** Begin EXERCISE INPUTS **

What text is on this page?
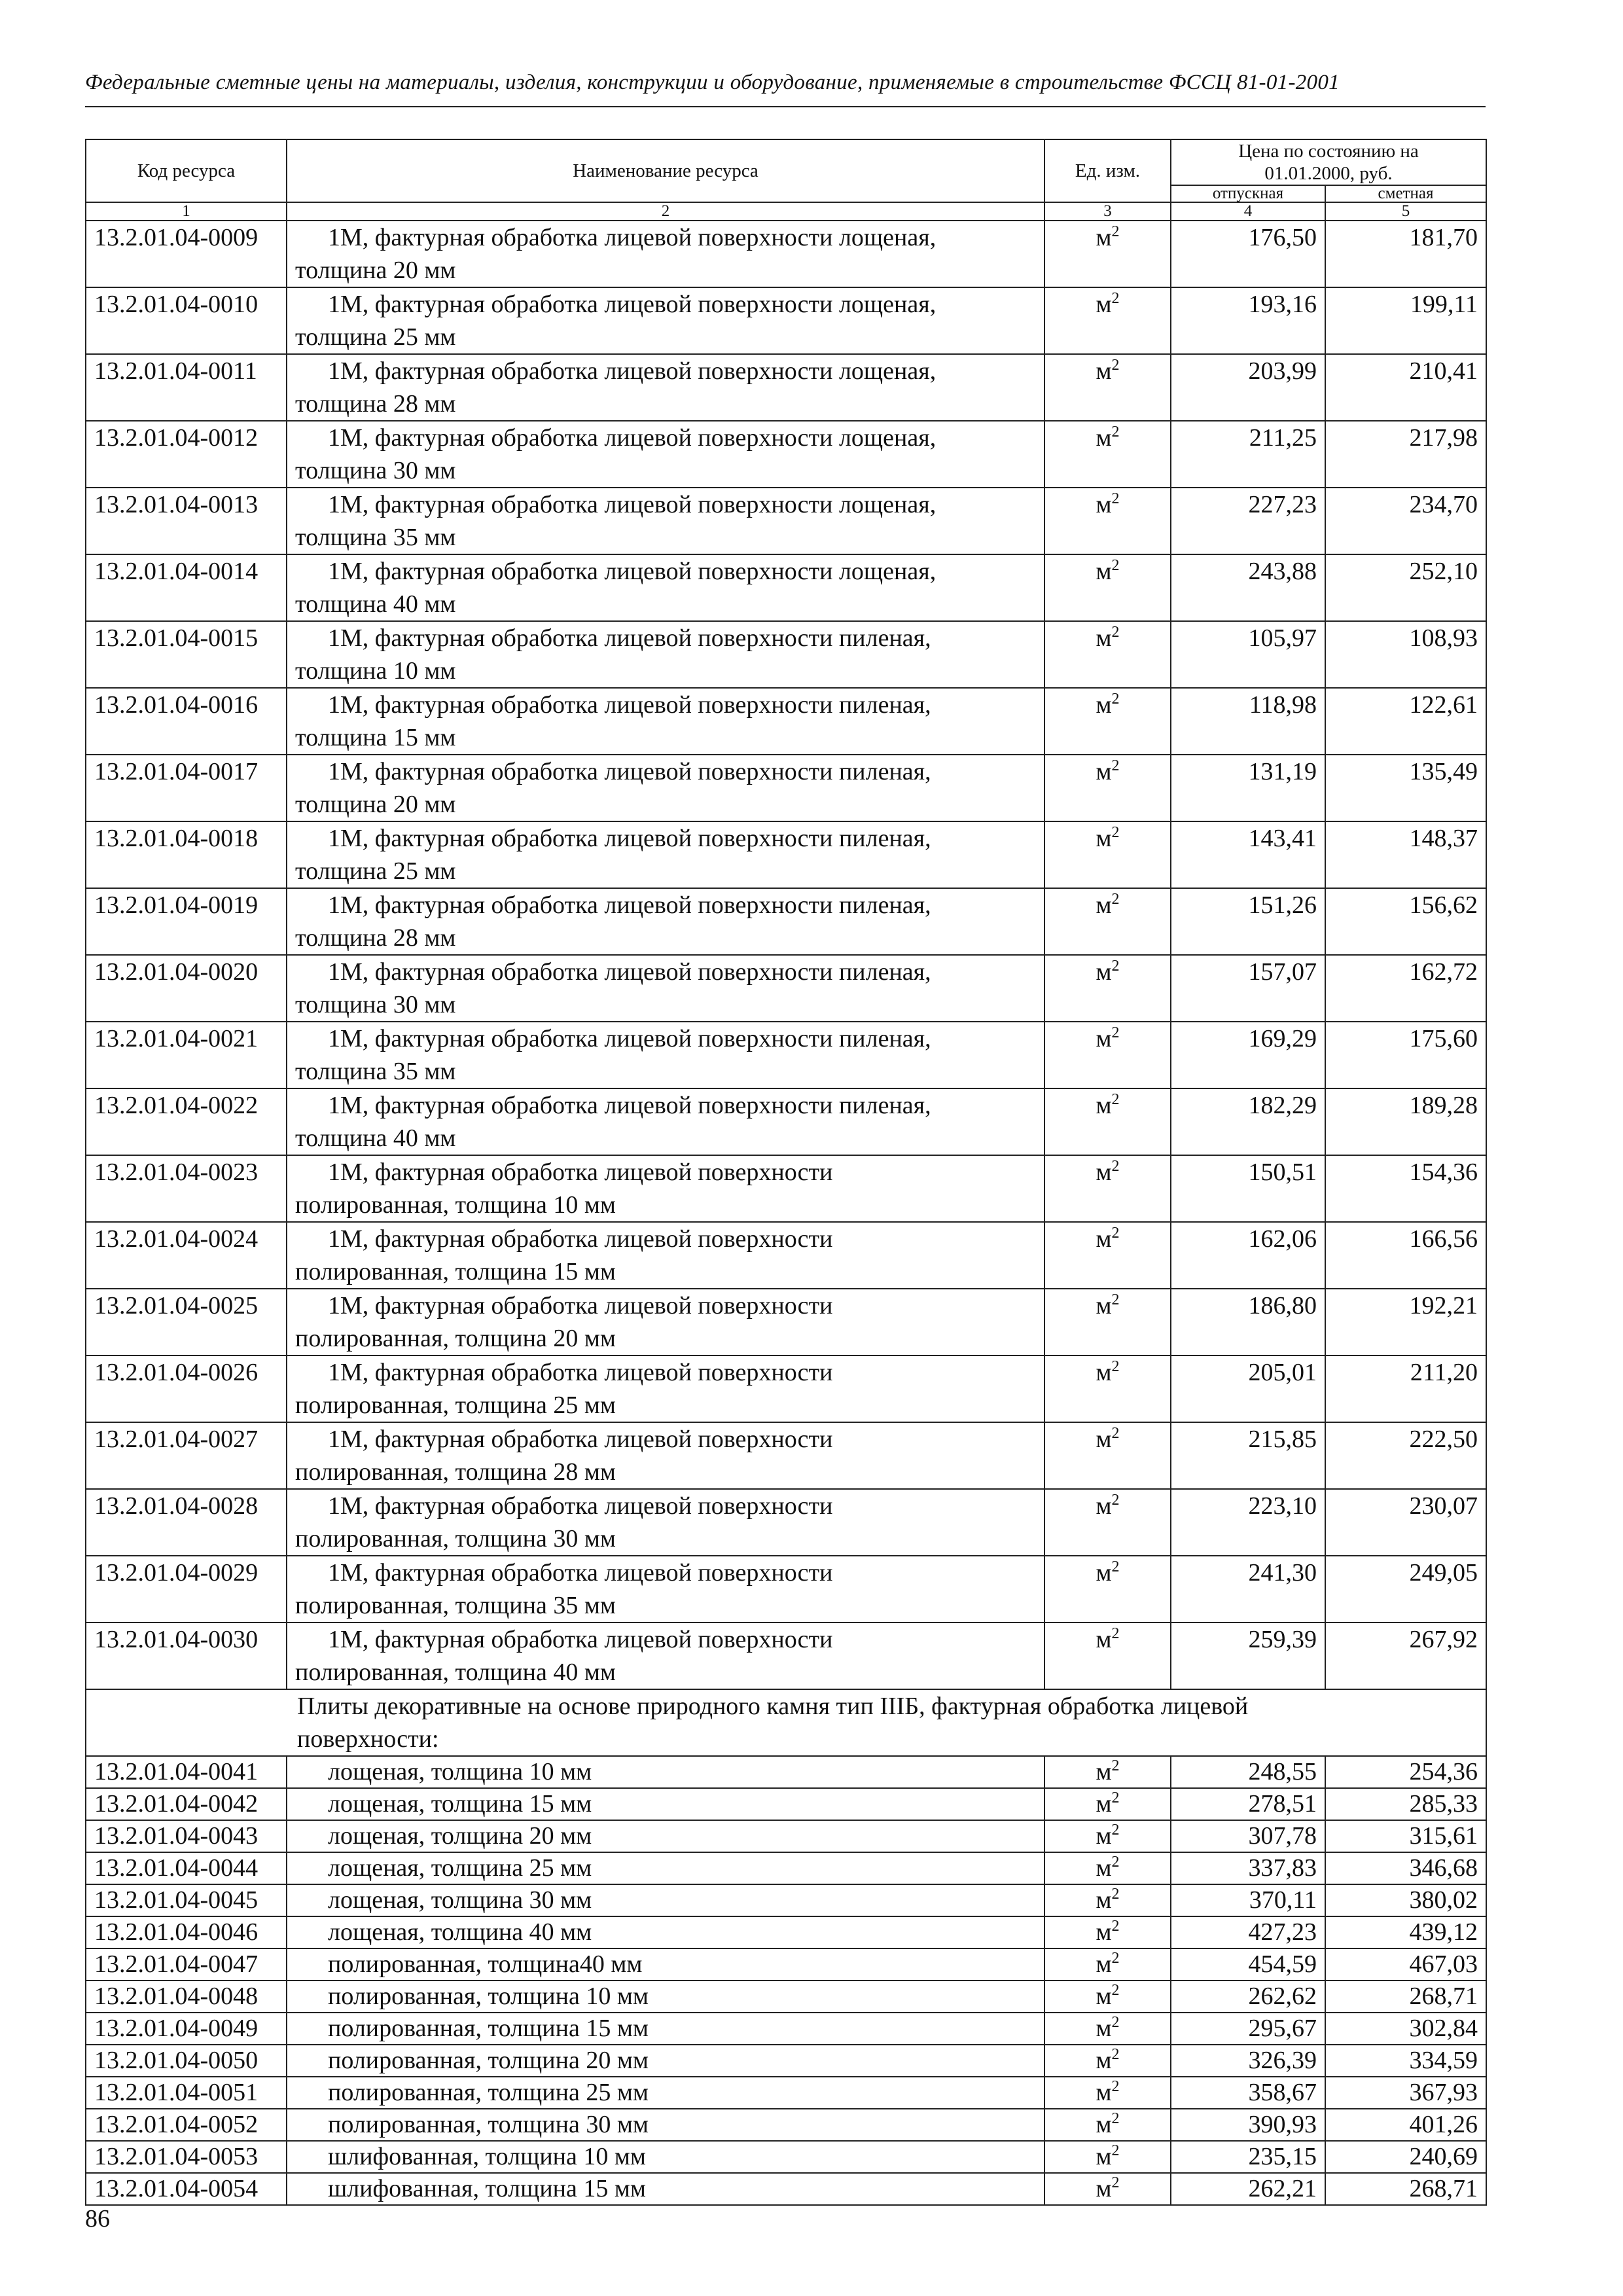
Федеральные сметные цены на материалы, изделия, конструкции и оборудование, применяемые в строительстве ФССЦ 81-01-2001
Код ресурса	Наименование ресурса	Ед. изм.	Цена по состоянию на 01.01.2000, руб.	
			отпускная	сметная
1	2	3	4	5
13.2.01.04-0009	1М, фактурная обработка лицевой поверхности лощеная,
толщина 20 мм	$м^2$	176,50	181,70
13.2.01.04-0010	1М, фактурная обработка лицевой поверхности лощеная,
толщина 25 мм	$м^2$	193,16	199,11
13.2.01.04-0011	1М, фактурная обработка лицевой поверхности лощеная,
толщина 28 мм	$м^2$	203,99	210,41
13.2.01.04-0012	1М, фактурная обработка лицевой поверхности лощеная,
толщина 30 мм	$м^2$	211,25	217,98
13.2.01.04-0013	1М, фактурная обработка лицевой поверхности лощеная,
толщина 35 мм	$м^2$	227,23	234,70
13.2.01.04-0014	1М, фактурная обработка лицевой поверхности лощеная,
толщина 40 мм	$м^2$	243,88	252,10
13.2.01.04-0015	1М, фактурная обработка лицевой поверхности пиленая,
толщина 10 мм	$м^2$	105,97	108,93
13.2.01.04-0016	1М, фактурная обработка лицевой поверхности пиленая,
толщина 15 мм	$м^2$	118,98	122,61
13.2.01.04-0017	1М, фактурная обработка лицевой поверхности пиленая,
толщина 20 мм	$м^2$	131,19	135,49
13.2.01.04-0018	1М, фактурная обработка лицевой поверхности пиленая,
толщина 25 мм	$м^2$	143,41	148,37
13.2.01.04-0019	1М, фактурная обработка лицевой поверхности пиленая,
толщина 28 мм	$м^2$	151,26	156,62
13.2.01.04-0020	1М, фактурная обработка лицевой поверхности пиленая,
толщина 30 мм	$м^2$	157,07	162,72
13.2.01.04-0021	1М, фактурная обработка лицевой поверхности пиленая,
толщина 35 мм	$м^2$	169,29	175,60
13.2.01.04-0022	1М, фактурная обработка лицевой поверхности пиленая,
толщина 40 мм	$м^2$	182,29	189,28
13.2.01.04-0023	1М, фактурная обработка лицевой поверхности
полированная, толщина 10 мм	$м^2$	150,51	154,36
13.2.01.04-0024	1М, фактурная обработка лицевой поверхности
полированная, толщина 15 мм	$м^2$	162,06	166,56
13.2.01.04-0025	1М, фактурная обработка лицевой поверхности
полированная, толщина 20 мм	$м^2$	186,80	192,21
13.2.01.04-0026	1М, фактурная обработка лицевой поверхности
полированная, толщина 25 мм	$м^2$	205,01	211,20
13.2.01.04-0027	1М, фактурная обработка лицевой поверхности
полированная, толщина 28 мм	$м^2$	215,85	222,50
13.2.01.04-0028	1М, фактурная обработка лицевой поверхности
полированная, толщина 30 мм	$м^2$	223,10	230,07
13.2.01.04-0029	1М, фактурная обработка лицевой поверхности
полированная, толщина 35 мм	$м^2$	241,30	249,05
13.2.01.04-0030	1М, фактурная обработка лицевой поверхности
полированная, толщина 40 мм	$м^2$	259,39	267,92

Плиты декоративные на основе природного камня тип IIIБ, фактурная обработка лицевой
поверхности:				

13.2.01.04-0041	лощеная, толщина 10 мм	$м^2$	248,55	254,36
13.2.01.04-0042	лощеная, толщина 15 мм	$м^2$	278,51	285,33
13.2.01.04-0043	лощеная, толщина 20 мм	$м^2$	307,78	315,61
13.2.01.04-0044	лощеная, толщина 25 мм	$м^2$	337,83	346,68
13.2.01.04-0045	лощеная, толщина 30 мм	$м^2$	370,11	380,02
13.2.01.04-0046	лощеная, толщина 40 мм	$м^2$	427,23	439,12
13.2.01.04-0047	полированная, толщина40 мм	$м^2$	454,59	467,03
13.2.01.04-0048	полированная, толщина 10 мм	$м^2$	262,62	268,71
13.2.01.04-0049	полированная, толщина 15 мм	$м^2$	295,67	302,84
13.2.01.04-0050	полированная, толщина 20 мм	$м^2$	326,39	334,59
13.2.01.04-0051	полированная, толщина 25 мм	$м^2$	358,67	367,93
13.2.01.04-0052	полированная, толщина 30 мм	$м^2$	390,93	401,26
13.2.01.04-0053	шлифованная, толщина 10 мм	$м^2$	235,15	240,69
13.2.01.04-0054	шлифованная, толщина 15 мм	$м^2$	262,21	268,71
86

** End EXERCISE INPUTS **

#### THE PROBLEM
Gather and copy every line of the data in which the string "шлифованная" is found.

#### CORRECT OUTPUT
13.2.01.04-0053	шлифованная, толщина 10 мм	$м^2$	235,15	240,69
13.2.01.04-0054	шлифованная, толщина 15 мм	$м^2$	262,21	268,71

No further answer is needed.